- _INFORMATION SUPPLIED_
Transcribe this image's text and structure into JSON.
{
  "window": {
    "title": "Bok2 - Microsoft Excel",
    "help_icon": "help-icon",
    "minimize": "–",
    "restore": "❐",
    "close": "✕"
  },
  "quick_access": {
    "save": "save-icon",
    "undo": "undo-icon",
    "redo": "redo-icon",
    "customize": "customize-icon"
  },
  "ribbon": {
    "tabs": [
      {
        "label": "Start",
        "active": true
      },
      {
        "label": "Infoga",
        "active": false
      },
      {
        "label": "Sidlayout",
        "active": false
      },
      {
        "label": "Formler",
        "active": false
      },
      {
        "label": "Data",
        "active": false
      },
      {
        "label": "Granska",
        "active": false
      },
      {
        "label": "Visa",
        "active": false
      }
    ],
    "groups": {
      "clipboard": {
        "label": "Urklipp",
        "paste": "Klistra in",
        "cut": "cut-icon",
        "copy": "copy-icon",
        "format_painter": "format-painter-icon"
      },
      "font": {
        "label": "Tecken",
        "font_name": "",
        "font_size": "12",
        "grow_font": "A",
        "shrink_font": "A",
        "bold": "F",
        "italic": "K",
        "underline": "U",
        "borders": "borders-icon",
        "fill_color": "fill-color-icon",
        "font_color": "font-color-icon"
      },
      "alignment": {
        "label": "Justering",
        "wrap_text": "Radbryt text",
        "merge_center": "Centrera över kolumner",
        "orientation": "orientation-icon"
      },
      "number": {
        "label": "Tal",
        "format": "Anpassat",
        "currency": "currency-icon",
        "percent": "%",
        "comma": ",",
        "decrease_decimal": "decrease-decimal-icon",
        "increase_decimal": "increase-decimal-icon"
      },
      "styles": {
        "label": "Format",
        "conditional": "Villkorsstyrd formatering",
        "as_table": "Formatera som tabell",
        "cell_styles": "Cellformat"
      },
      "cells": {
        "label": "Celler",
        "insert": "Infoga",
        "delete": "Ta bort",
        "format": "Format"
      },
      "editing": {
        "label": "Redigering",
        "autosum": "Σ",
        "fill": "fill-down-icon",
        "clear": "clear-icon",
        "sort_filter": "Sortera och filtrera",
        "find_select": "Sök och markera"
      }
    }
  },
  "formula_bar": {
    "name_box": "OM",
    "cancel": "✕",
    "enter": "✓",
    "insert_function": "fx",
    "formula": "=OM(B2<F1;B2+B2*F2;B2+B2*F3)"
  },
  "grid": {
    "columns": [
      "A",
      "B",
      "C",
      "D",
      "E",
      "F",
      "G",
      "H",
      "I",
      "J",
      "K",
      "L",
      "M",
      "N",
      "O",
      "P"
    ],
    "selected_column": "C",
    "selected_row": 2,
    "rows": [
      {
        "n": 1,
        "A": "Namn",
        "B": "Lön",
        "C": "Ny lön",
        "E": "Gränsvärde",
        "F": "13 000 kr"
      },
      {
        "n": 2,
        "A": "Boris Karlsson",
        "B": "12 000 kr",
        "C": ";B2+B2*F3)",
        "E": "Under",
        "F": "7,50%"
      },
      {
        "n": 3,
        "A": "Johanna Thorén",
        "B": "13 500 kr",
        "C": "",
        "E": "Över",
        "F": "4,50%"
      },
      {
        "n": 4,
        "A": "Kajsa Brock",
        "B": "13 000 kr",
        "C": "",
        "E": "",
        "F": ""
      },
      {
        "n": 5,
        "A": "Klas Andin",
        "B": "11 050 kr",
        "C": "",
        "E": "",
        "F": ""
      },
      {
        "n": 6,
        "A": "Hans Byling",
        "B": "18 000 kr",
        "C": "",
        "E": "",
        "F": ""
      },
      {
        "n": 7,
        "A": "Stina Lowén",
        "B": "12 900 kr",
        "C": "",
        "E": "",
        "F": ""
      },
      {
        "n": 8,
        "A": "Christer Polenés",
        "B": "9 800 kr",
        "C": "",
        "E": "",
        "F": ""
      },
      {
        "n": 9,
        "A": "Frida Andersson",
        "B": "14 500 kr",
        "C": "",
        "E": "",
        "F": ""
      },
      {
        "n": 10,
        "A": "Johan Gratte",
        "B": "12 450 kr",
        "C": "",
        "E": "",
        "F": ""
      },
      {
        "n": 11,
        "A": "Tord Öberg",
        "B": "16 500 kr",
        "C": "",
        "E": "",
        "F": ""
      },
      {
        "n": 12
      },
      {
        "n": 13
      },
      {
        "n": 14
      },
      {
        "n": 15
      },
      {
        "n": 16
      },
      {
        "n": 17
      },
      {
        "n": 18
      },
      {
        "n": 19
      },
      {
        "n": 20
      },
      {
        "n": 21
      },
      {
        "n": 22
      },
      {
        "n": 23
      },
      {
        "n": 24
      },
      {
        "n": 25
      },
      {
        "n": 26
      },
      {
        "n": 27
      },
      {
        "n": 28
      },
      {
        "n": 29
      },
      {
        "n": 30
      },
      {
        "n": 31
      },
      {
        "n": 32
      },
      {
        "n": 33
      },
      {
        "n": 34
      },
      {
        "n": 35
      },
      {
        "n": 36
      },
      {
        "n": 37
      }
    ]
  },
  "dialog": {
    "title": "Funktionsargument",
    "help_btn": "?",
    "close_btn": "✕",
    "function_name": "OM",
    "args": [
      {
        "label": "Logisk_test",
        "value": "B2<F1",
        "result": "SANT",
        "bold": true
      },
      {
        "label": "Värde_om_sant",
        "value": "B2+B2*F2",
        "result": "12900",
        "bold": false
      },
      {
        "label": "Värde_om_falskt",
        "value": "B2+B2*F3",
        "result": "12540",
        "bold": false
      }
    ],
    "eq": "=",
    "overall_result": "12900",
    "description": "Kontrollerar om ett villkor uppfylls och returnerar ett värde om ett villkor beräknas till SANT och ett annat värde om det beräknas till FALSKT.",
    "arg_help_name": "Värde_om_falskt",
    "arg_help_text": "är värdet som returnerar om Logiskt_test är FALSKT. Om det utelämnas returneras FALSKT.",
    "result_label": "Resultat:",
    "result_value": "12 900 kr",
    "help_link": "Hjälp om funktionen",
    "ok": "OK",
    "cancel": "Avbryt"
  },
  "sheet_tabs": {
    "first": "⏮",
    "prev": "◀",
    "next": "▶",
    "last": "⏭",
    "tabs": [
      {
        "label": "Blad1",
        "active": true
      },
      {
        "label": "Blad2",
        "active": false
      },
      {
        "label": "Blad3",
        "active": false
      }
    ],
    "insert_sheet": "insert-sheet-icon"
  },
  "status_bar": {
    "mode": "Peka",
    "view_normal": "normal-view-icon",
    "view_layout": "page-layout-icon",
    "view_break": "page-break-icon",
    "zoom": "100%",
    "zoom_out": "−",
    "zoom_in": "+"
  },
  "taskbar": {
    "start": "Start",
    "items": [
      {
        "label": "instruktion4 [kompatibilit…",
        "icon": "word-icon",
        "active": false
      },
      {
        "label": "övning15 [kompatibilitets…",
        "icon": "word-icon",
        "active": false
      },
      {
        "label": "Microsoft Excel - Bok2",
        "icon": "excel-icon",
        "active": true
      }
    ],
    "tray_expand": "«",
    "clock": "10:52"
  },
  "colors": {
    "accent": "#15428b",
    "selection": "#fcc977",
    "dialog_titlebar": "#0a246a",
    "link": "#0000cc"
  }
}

- _GOAL_
Transcribe the records above exactly as they appear.

- _ANSWER_
Transcribe this image's text and structure into JSON.
{
  "window": {
    "title": "Bok2 - Microsoft Excel",
    "help_icon": "help-icon",
    "minimize": "–",
    "restore": "❐",
    "close": "✕"
  },
  "quick_access": {
    "save": "save-icon",
    "undo": "undo-icon",
    "redo": "redo-icon",
    "customize": "customize-icon"
  },
  "ribbon": {
    "tabs": [
      {
        "label": "Start",
        "active": true
      },
      {
        "label": "Infoga",
        "active": false
      },
      {
        "label": "Sidlayout",
        "active": false
      },
      {
        "label": "Formler",
        "active": false
      },
      {
        "label": "Data",
        "active": false
      },
      {
        "label": "Granska",
        "active": false
      },
      {
        "label": "Visa",
        "active": false
      }
    ],
    "groups": {
      "clipboard": {
        "label": "Urklipp",
        "paste": "Klistra in",
        "cut": "cut-icon",
        "copy": "copy-icon",
        "format_painter": "format-painter-icon"
      },
      "font": {
        "label": "Tecken",
        "font_name": "",
        "font_size": "12",
        "grow_font": "A",
        "shrink_font": "A",
        "bold": "F",
        "italic": "K",
        "underline": "U",
        "borders": "borders-icon",
        "fill_color": "fill-color-icon",
        "font_color": "font-color-icon"
      },
      "alignment": {
        "label": "Justering",
        "wrap_text": "Radbryt text",
        "merge_center": "Centrera över kolumner",
        "orientation": "orientation-icon"
      },
      "number": {
        "label": "Tal",
        "format": "Anpassat",
        "currency": "currency-icon",
        "percent": "%",
        "comma": ",",
        "decrease_decimal": "decrease-decimal-icon",
        "increase_decimal": "increase-decimal-icon"
      },
      "styles": {
        "label": "Format",
        "conditional": "Villkorsstyrd formatering",
        "as_table": "Formatera som tabell",
        "cell_styles": "Cellformat"
      },
      "cells": {
        "label": "Celler",
        "insert": "Infoga",
        "delete": "Ta bort",
        "format": "Format"
      },
      "editing": {
        "label": "Redigering",
        "autosum": "Σ",
        "fill": "fill-down-icon",
        "clear": "clear-icon",
        "sort_filter": "Sortera och filtrera",
        "find_select": "Sök och markera"
      }
    }
  },
  "formula_bar": {
    "name_box": "OM",
    "cancel": "✕",
    "enter": "✓",
    "insert_function": "fx",
    "formula": "=OM(B2<F1;B2+B2*F2;B2+B2*F3)"
  },
  "grid": {
    "columns": [
      "A",
      "B",
      "C",
      "D",
      "E",
      "F",
      "G",
      "H",
      "I",
      "J",
      "K",
      "L",
      "M",
      "N",
      "O",
      "P"
    ],
    "selected_column": "C",
    "selected_row": 2,
    "rows": [
      {
        "n": 1,
        "A": "Namn",
        "B": "Lön",
        "C": "Ny lön",
        "E": "Gränsvärde",
        "F": "13 000 kr"
      },
      {
        "n": 2,
        "A": "Boris Karlsson",
        "B": "12 000 kr",
        "C": ";B2+B2*F3)",
        "E": "Under",
        "F": "7,50%"
      },
      {
        "n": 3,
        "A": "Johanna Thorén",
        "B": "13 500 kr",
        "C": "",
        "E": "Över",
        "F": "4,50%"
      },
      {
        "n": 4,
        "A": "Kajsa Brock",
        "B": "13 000 kr",
        "C": "",
        "E": "",
        "F": ""
      },
      {
        "n": 5,
        "A": "Klas Andin",
        "B": "11 050 kr",
        "C": "",
        "E": "",
        "F": ""
      },
      {
        "n": 6,
        "A": "Hans Byling",
        "B": "18 000 kr",
        "C": "",
        "E": "",
        "F": ""
      },
      {
        "n": 7,
        "A": "Stina Lowén",
        "B": "12 900 kr",
        "C": "",
        "E": "",
        "F": ""
      },
      {
        "n": 8,
        "A": "Christer Polenés",
        "B": "9 800 kr",
        "C": "",
        "E": "",
        "F": ""
      },
      {
        "n": 9,
        "A": "Frida Andersson",
        "B": "14 500 kr",
        "C": "",
        "E": "",
        "F": ""
      },
      {
        "n": 10,
        "A": "Johan Gratte",
        "B": "12 450 kr",
        "C": "",
        "E": "",
        "F": ""
      },
      {
        "n": 11,
        "A": "Tord Öberg",
        "B": "16 500 kr",
        "C": "",
        "E": "",
        "F": ""
      },
      {
        "n": 12
      },
      {
        "n": 13
      },
      {
        "n": 14
      },
      {
        "n": 15
      },
      {
        "n": 16
      },
      {
        "n": 17
      },
      {
        "n": 18
      },
      {
        "n": 19
      },
      {
        "n": 20
      },
      {
        "n": 21
      },
      {
        "n": 22
      },
      {
        "n": 23
      },
      {
        "n": 24
      },
      {
        "n": 25
      },
      {
        "n": 26
      },
      {
        "n": 27
      },
      {
        "n": 28
      },
      {
        "n": 29
      },
      {
        "n": 30
      },
      {
        "n": 31
      },
      {
        "n": 32
      },
      {
        "n": 33
      },
      {
        "n": 34
      },
      {
        "n": 35
      },
      {
        "n": 36
      },
      {
        "n": 37
      }
    ]
  },
  "dialog": {
    "title": "Funktionsargument",
    "help_btn": "?",
    "close_btn": "✕",
    "function_name": "OM",
    "args": [
      {
        "label": "Logisk_test",
        "value": "B2<F1",
        "result": "SANT",
        "bold": true
      },
      {
        "label": "Värde_om_sant",
        "value": "B2+B2*F2",
        "result": "12900",
        "bold": false
      },
      {
        "label": "Värde_om_falskt",
        "value": "B2+B2*F3",
        "result": "12540",
        "bold": false
      }
    ],
    "eq": "=",
    "overall_result": "12900",
    "description": "Kontrollerar om ett villkor uppfylls och returnerar ett värde om ett villkor beräknas till SANT och ett annat värde om det beräknas till FALSKT.",
    "arg_help_name": "Värde_om_falskt",
    "arg_help_text": "är värdet som returnerar om Logiskt_test är FALSKT. Om det utelämnas returneras FALSKT.",
    "result_label": "Resultat:",
    "result_value": "12 900 kr",
    "help_link": "Hjälp om funktionen",
    "ok": "OK",
    "cancel": "Avbryt"
  },
  "sheet_tabs": {
    "first": "⏮",
    "prev": "◀",
    "next": "▶",
    "last": "⏭",
    "tabs": [
      {
        "label": "Blad1",
        "active": true
      },
      {
        "label": "Blad2",
        "active": false
      },
      {
        "label": "Blad3",
        "active": false
      }
    ],
    "insert_sheet": "insert-sheet-icon"
  },
  "status_bar": {
    "mode": "Peka",
    "view_normal": "normal-view-icon",
    "view_layout": "page-layout-icon",
    "view_break": "page-break-icon",
    "zoom": "100%",
    "zoom_out": "−",
    "zoom_in": "+"
  },
  "taskbar": {
    "start": "Start",
    "items": [
      {
        "label": "instruktion4 [kompatibilit…",
        "icon": "word-icon",
        "active": false
      },
      {
        "label": "övning15 [kompatibilitets…",
        "icon": "word-icon",
        "active": false
      },
      {
        "label": "Microsoft Excel - Bok2",
        "icon": "excel-icon",
        "active": true
      }
    ],
    "tray_expand": "«",
    "clock": "10:52"
  },
  "colors": {
    "accent": "#15428b",
    "selection": "#fcc977",
    "dialog_titlebar": "#0a246a",
    "link": "#0000cc"
  }
}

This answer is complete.